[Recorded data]
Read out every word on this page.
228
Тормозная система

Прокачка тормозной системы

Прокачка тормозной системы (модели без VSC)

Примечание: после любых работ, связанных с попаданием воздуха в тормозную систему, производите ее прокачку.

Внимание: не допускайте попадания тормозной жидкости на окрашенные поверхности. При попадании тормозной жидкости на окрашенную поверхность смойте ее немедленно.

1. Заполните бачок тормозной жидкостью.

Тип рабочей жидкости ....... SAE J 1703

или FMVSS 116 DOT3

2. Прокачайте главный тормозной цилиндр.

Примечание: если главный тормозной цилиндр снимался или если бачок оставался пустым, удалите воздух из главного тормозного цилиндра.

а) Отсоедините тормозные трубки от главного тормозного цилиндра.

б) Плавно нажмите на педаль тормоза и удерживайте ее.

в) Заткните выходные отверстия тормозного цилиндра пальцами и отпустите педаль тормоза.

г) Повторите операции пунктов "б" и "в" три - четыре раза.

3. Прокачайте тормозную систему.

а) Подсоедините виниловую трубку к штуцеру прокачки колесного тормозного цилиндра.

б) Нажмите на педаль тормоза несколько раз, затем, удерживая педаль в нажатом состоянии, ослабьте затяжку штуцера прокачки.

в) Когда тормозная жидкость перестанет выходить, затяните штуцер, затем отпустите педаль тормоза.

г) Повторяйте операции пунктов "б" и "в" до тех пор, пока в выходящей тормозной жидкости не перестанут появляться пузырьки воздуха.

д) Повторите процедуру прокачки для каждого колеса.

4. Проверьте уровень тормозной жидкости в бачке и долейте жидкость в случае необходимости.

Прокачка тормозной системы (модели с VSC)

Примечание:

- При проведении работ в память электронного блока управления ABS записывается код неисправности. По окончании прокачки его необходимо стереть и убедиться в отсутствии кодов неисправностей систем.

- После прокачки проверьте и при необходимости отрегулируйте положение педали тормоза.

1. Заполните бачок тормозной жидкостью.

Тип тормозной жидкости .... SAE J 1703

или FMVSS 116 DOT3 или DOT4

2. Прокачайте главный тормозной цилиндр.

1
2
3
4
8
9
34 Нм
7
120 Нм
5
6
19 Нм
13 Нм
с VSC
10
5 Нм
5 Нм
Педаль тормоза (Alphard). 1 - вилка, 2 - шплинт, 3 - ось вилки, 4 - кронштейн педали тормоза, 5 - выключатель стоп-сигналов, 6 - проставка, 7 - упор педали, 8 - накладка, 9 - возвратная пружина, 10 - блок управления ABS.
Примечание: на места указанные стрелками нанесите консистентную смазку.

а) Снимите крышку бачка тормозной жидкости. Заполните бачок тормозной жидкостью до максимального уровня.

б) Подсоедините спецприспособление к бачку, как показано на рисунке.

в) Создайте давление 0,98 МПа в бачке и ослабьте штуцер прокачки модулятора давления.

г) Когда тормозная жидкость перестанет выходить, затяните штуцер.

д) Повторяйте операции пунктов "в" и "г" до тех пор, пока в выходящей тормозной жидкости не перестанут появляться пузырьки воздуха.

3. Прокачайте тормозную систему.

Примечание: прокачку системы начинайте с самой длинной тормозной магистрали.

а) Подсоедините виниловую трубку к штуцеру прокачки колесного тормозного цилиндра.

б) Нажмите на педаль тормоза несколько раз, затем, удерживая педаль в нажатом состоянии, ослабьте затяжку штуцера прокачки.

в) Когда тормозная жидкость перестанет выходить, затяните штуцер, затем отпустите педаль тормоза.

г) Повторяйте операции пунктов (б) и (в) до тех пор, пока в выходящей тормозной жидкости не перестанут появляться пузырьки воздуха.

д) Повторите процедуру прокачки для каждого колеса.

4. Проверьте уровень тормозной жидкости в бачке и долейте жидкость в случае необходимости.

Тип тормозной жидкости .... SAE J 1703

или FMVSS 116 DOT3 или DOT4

-- Problem requirements --
Exactly as shown, repeat every record.

-- Response below --
Read out every word on this page.
228
Тормозная система

Прокачка тормозной системы

Прокачка тормозной системы (модели без VSC)

Примечание: после любых работ, связанных с попаданием воздуха в тормозную систему, производите ее прокачку.

Внимание: не допускайте попадания тормозной жидкости на окрашенные поверхности. При попадании тормозной жидкости на окрашенную поверхность смойте ее немедленно.

1. Заполните бачок тормозной жидкостью.

Тип рабочей жидкости ....... SAE J 1703

или FMVSS 116 DOT3

2. Прокачайте главный тормозной цилиндр.

Примечание: если главный тормозной цилиндр снимался или если бачок оставался пустым, удалите воздух из главного тормозного цилиндра.

а) Отсоедините тормозные трубки от главного тормозного цилиндра.

б) Плавно нажмите на педаль тормоза и удерживайте ее.

в) Заткните выходные отверстия тормозного цилиндра пальцами и отпустите педаль тормоза.

г) Повторите операции пунктов "б" и "в" три - четыре раза.

3. Прокачайте тормозную систему.

а) Подсоедините виниловую трубку к штуцеру прокачки колесного тормозного цилиндра.

б) Нажмите на педаль тормоза несколько раз, затем, удерживая педаль в нажатом состоянии, ослабьте затяжку штуцера прокачки.

в) Когда тормозная жидкость перестанет выходить, затяните штуцер, затем отпустите педаль тормоза.

г) Повторяйте операции пунктов "б" и "в" до тех пор, пока в выходящей тормозной жидкости не перестанут появляться пузырьки воздуха.

д) Повторите процедуру прокачки для каждого колеса.

4. Проверьте уровень тормозной жидкости в бачке и долейте жидкость в случае необходимости.

Прокачка тормозной системы (модели с VSC)

Примечание:

- При проведении работ в память электронного блока управления ABS записывается код неисправности. По окончании прокачки его необходимо стереть и убедиться в отсутствии кодов неисправностей систем.

- После прокачки проверьте и при необходимости отрегулируйте положение педали тормоза.

1. Заполните бачок тормозной жидкостью.

Тип тормозной жидкости .... SAE J 1703

или FMVSS 116 DOT3 или DOT4

2. Прокачайте главный тормозной цилиндр.

1
2
3
4
8
9
34 Нм
7
120 Нм
5
6
19 Нм
13 Нм
с VSC
10
5 Нм
5 Нм
Педаль тормоза (Alphard). 1 - вилка, 2 - шплинт, 3 - ось вилки, 4 - кронштейн педали тормоза, 5 - выключатель стоп-сигналов, 6 - проставка, 7 - упор педали, 8 - накладка, 9 - возвратная пружина, 10 - блок управления ABS.
Примечание: на места указанные стрелками нанесите консистентную смазку.

а) Снимите крышку бачка тормозной жидкости. Заполните бачок тормозной жидкостью до максимального уровня.

б) Подсоедините спецприспособление к бачку, как показано на рисунке.

в) Создайте давление 0,98 МПа в бачке и ослабьте штуцер прокачки модулятора давления.

г) Когда тормозная жидкость перестанет выходить, затяните штуцер.

д) Повторяйте операции пунктов "в" и "г" до тех пор, пока в выходящей тормозной жидкости не перестанут появляться пузырьки воздуха.

3. Прокачайте тормозную систему.

Примечание: прокачку системы начинайте с самой длинной тормозной магистрали.

а) Подсоедините виниловую трубку к штуцеру прокачки колесного тормозного цилиндра.

б) Нажмите на педаль тормоза несколько раз, затем, удерживая педаль в нажатом состоянии, ослабьте затяжку штуцера прокачки.

в) Когда тормозная жидкость перестанет выходить, затяните штуцер, затем отпустите педаль тормоза.

г) Повторяйте операции пунктов (б) и (в) до тех пор, пока в выходящей тормозной жидкости не перестанут появляться пузырьки воздуха.

д) Повторите процедуру прокачки для каждого колеса.

4. Проверьте уровень тормозной жидкости в бачке и долейте жидкость в случае необходимости.

Тип тормозной жидкости .... SAE J 1703

или FMVSS 116 DOT3 или DOT4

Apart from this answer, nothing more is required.